:: ENTRIES SHOWN ::
* Start *
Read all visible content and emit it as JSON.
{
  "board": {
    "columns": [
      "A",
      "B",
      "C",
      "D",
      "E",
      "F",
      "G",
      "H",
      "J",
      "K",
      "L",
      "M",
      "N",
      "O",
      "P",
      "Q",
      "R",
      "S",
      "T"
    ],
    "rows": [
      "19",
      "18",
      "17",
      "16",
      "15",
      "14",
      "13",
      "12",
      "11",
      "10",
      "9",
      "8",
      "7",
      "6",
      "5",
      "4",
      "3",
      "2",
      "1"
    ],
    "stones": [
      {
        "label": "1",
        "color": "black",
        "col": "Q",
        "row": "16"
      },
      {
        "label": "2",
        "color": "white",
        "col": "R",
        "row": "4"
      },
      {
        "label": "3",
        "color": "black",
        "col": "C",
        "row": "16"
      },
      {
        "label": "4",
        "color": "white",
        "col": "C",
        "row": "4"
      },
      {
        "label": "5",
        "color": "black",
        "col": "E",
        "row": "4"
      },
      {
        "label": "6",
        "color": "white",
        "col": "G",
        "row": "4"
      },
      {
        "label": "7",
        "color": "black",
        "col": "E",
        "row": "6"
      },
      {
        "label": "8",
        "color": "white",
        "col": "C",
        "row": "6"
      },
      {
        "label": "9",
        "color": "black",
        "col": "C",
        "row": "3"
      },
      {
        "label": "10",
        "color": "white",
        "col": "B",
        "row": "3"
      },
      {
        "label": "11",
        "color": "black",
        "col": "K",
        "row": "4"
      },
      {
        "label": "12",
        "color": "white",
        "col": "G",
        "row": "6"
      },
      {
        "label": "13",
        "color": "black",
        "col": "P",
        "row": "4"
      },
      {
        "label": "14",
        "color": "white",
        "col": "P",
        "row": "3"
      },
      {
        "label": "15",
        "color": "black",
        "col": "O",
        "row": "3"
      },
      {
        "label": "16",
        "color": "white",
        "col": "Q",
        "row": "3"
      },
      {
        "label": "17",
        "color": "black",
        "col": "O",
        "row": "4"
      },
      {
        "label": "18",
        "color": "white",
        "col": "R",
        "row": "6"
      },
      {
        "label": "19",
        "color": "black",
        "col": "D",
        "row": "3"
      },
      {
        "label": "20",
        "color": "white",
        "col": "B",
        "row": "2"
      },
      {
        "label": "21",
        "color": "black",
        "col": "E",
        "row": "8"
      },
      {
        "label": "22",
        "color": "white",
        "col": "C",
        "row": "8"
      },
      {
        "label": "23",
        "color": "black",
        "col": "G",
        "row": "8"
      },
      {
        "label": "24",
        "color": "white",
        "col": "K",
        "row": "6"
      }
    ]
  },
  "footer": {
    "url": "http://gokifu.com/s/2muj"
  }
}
* End *
:: AIM ::
Extract the full listing and reproduce each line exactly.

:: FINAL RESULT ::
Read all visible content and emit it as JSON.
{
  "board": {
    "columns": [
      "A",
      "B",
      "C",
      "D",
      "E",
      "F",
      "G",
      "H",
      "J",
      "K",
      "L",
      "M",
      "N",
      "O",
      "P",
      "Q",
      "R",
      "S",
      "T"
    ],
    "rows": [
      "19",
      "18",
      "17",
      "16",
      "15",
      "14",
      "13",
      "12",
      "11",
      "10",
      "9",
      "8",
      "7",
      "6",
      "5",
      "4",
      "3",
      "2",
      "1"
    ],
    "stones": [
      {
        "label": "1",
        "color": "black",
        "col": "Q",
        "row": "16"
      },
      {
        "label": "2",
        "color": "white",
        "col": "R",
        "row": "4"
      },
      {
        "label": "3",
        "color": "black",
        "col": "C",
        "row": "16"
      },
      {
        "label": "4",
        "color": "white",
        "col": "C",
        "row": "4"
      },
      {
        "label": "5",
        "color": "black",
        "col": "E",
        "row": "4"
      },
      {
        "label": "6",
        "color": "white",
        "col": "G",
        "row": "4"
      },
      {
        "label": "7",
        "color": "black",
        "col": "E",
        "row": "6"
      },
      {
        "label": "8",
        "color": "white",
        "col": "C",
        "row": "6"
      },
      {
        "label": "9",
        "color": "black",
        "col": "C",
        "row": "3"
      },
      {
        "label": "10",
        "color": "white",
        "col": "B",
        "row": "3"
      },
      {
        "label": "11",
        "color": "black",
        "col": "K",
        "row": "4"
      },
      {
        "label": "12",
        "color": "white",
        "col": "G",
        "row": "6"
      },
      {
        "label": "13",
        "color": "black",
        "col": "P",
        "row": "4"
      },
      {
        "label": "14",
        "color": "white",
        "col": "P",
        "row": "3"
      },
      {
        "label": "15",
        "color": "black",
        "col": "O",
        "row": "3"
      },
      {
        "label": "16",
        "color": "white",
        "col": "Q",
        "row": "3"
      },
      {
        "label": "17",
        "color": "black",
        "col": "O",
        "row": "4"
      },
      {
        "label": "18",
        "color": "white",
        "col": "R",
        "row": "6"
      },
      {
        "label": "19",
        "color": "black",
        "col": "D",
        "row": "3"
      },
      {
        "label": "20",
        "color": "white",
        "col": "B",
        "row": "2"
      },
      {
        "label": "21",
        "color": "black",
        "col": "E",
        "row": "8"
      },
      {
        "label": "22",
        "color": "white",
        "col": "C",
        "row": "8"
      },
      {
        "label": "23",
        "color": "black",
        "col": "G",
        "row": "8"
      },
      {
        "label": "24",
        "color": "white",
        "col": "K",
        "row": "6"
      }
    ]
  },
  "footer": {
    "url": "http://gokifu.com/s/2muj"
  }
}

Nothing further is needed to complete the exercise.